- _Description of the task_:
Return verbatim the run of lines that opens with the line holding "Type out the text in this image." and closes with the last line of the records.

==================================================

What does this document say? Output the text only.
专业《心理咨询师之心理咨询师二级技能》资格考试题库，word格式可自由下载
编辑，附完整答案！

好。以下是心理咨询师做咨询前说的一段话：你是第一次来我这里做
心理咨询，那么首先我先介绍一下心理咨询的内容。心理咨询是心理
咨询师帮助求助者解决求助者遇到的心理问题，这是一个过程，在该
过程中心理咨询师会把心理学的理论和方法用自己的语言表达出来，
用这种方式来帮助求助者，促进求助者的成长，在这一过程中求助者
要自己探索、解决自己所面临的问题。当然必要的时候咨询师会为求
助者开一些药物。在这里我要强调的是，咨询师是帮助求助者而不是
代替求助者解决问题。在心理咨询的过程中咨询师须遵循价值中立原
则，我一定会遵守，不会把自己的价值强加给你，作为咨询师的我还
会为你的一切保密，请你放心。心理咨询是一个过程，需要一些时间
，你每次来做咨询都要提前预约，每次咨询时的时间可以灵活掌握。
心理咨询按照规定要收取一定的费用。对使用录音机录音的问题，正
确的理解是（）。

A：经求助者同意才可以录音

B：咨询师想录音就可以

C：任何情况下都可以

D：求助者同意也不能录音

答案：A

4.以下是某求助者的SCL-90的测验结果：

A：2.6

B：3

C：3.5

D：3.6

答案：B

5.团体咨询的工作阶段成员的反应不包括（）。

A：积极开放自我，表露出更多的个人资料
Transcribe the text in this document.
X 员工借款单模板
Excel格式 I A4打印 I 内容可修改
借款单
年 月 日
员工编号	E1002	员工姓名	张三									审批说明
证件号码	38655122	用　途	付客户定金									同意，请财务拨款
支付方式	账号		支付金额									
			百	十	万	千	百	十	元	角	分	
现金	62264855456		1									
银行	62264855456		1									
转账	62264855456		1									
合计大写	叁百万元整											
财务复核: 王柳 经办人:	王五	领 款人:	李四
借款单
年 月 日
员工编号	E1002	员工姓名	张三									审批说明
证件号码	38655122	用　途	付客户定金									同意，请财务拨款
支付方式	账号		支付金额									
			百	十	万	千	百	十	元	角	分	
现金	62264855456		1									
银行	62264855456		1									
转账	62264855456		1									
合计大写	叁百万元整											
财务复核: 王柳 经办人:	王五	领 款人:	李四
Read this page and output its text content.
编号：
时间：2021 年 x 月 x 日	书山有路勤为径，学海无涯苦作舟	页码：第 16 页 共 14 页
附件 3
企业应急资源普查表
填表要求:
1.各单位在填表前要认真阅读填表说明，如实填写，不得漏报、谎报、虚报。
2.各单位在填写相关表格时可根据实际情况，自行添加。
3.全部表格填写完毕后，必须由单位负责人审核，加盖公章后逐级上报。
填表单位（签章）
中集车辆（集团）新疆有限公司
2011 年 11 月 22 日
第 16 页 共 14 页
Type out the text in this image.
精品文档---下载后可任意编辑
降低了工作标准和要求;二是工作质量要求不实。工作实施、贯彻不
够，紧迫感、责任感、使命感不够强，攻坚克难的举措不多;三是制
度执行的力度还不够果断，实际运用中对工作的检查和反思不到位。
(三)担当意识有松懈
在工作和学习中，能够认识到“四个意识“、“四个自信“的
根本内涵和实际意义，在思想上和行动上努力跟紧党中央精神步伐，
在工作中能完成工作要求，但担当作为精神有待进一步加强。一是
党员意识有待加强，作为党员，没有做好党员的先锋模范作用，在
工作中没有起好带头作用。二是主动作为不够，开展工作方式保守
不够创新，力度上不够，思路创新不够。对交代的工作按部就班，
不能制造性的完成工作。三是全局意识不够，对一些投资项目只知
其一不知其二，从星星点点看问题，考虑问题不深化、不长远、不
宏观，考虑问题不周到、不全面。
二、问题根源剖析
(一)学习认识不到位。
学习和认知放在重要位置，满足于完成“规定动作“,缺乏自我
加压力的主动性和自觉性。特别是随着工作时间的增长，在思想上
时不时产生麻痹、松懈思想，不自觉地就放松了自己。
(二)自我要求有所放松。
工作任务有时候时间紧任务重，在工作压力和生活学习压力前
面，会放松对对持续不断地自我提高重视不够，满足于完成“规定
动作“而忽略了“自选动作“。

==================================================

- _Output_:
Type out the text in this image.
精品文档---下载后可任意编辑
降低了工作标准和要求;二是工作质量要求不实。工作实施、贯彻不
够，紧迫感、责任感、使命感不够强，攻坚克难的举措不多;三是制
度执行的力度还不够果断，实际运用中对工作的检查和反思不到位。
(三)担当意识有松懈
在工作和学习中，能够认识到“四个意识“、“四个自信“的
根本内涵和实际意义，在思想上和行动上努力跟紧党中央精神步伐，
在工作中能完成工作要求，但担当作为精神有待进一步加强。一是
党员意识有待加强，作为党员，没有做好党员的先锋模范作用，在
工作中没有起好带头作用。二是主动作为不够，开展工作方式保守
不够创新，力度上不够，思路创新不够。对交代的工作按部就班，
不能制造性的完成工作。三是全局意识不够，对一些投资项目只知
其一不知其二，从星星点点看问题，考虑问题不深化、不长远、不
宏观，考虑问题不周到、不全面。
二、问题根源剖析
(一)学习认识不到位。
学习和认知放在重要位置，满足于完成“规定动作“,缺乏自我
加压力的主动性和自觉性。特别是随着工作时间的增长，在思想上
时不时产生麻痹、松懈思想，不自觉地就放松了自己。
(二)自我要求有所放松。
工作任务有时候时间紧任务重，在工作压力和生活学习压力前
面，会放松对对持续不断地自我提高重视不够，满足于完成“规定
动作“而忽略了“自选动作“。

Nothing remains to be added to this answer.